Task statement:
Each line below should be retyped exactly, with no pictures.

Given data:
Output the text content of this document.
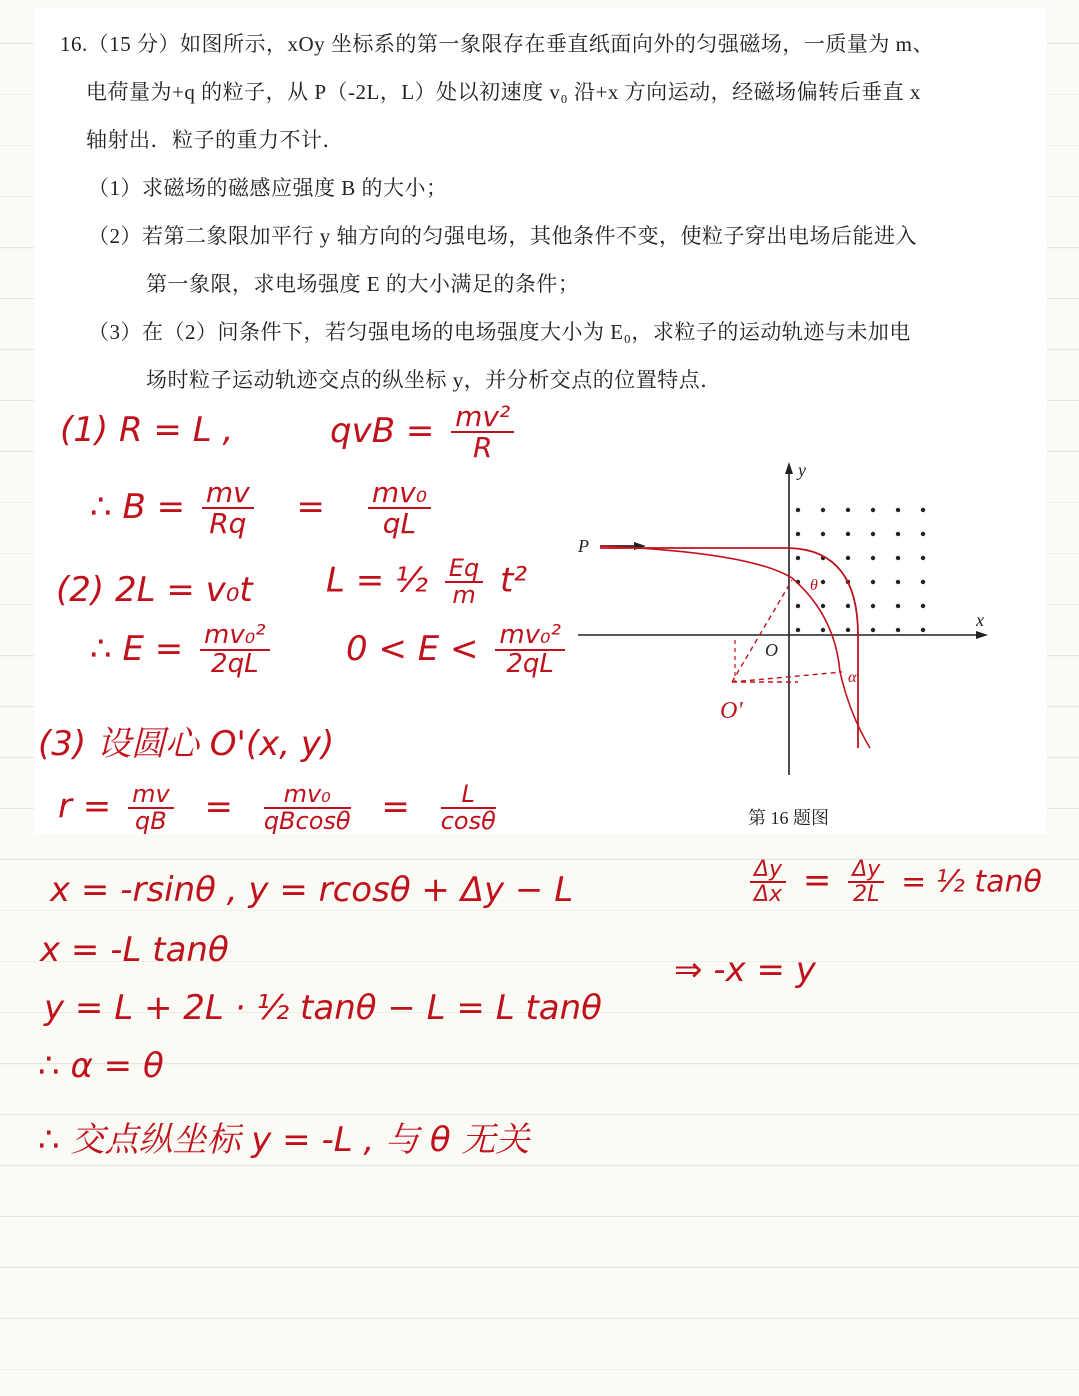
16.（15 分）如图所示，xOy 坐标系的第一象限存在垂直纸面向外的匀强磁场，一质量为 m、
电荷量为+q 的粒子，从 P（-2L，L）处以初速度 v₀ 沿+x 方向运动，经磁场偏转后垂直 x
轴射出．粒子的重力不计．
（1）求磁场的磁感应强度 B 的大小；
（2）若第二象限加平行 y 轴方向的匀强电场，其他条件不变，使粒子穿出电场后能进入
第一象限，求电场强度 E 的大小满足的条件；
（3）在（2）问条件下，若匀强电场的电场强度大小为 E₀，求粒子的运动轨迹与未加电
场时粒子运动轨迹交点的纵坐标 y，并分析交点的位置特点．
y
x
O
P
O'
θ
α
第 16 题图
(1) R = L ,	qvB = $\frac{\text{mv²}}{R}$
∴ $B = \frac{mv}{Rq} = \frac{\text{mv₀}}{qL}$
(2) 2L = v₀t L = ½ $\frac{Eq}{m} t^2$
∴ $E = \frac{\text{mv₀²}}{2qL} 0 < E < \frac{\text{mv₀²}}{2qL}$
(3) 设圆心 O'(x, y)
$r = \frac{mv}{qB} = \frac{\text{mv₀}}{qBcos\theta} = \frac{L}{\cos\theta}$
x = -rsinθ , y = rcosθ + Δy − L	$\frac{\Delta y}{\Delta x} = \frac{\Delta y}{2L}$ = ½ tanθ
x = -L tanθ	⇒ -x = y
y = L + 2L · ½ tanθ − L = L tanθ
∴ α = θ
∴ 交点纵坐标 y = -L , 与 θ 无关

Exercise result:
Output the text content of this document.
16.（15 分）如图所示，xOy 坐标系的第一象限存在垂直纸面向外的匀强磁场，一质量为 m、
电荷量为+q 的粒子，从 P（-2L，L）处以初速度 v₀ 沿+x 方向运动，经磁场偏转后垂直 x
轴射出．粒子的重力不计．
（1）求磁场的磁感应强度 B 的大小；
（2）若第二象限加平行 y 轴方向的匀强电场，其他条件不变，使粒子穿出电场后能进入
第一象限，求电场强度 E 的大小满足的条件；
（3）在（2）问条件下，若匀强电场的电场强度大小为 E₀，求粒子的运动轨迹与未加电
场时粒子运动轨迹交点的纵坐标 y，并分析交点的位置特点．
y
x
O
P
O'
θ
α
第 16 题图
(1) R = L ,	qvB = $\frac{\text{mv²}}{R}$
∴ $B = \frac{mv}{Rq} = \frac{\text{mv₀}}{qL}$
(2) 2L = v₀t L = ½ $\frac{Eq}{m} t^2$
∴ $E = \frac{\text{mv₀²}}{2qL} 0 < E < \frac{\text{mv₀²}}{2qL}$
(3) 设圆心 O'(x, y)
$r = \frac{mv}{qB} = \frac{\text{mv₀}}{qBcos\theta} = \frac{L}{\cos\theta}$
x = -rsinθ , y = rcosθ + Δy − L	$\frac{\Delta y}{\Delta x} = \frac{\Delta y}{2L}$ = ½ tanθ
x = -L tanθ	⇒ -x = y
y = L + 2L · ½ tanθ − L = L tanθ
∴ α = θ
∴ 交点纵坐标 y = -L , 与 θ 无关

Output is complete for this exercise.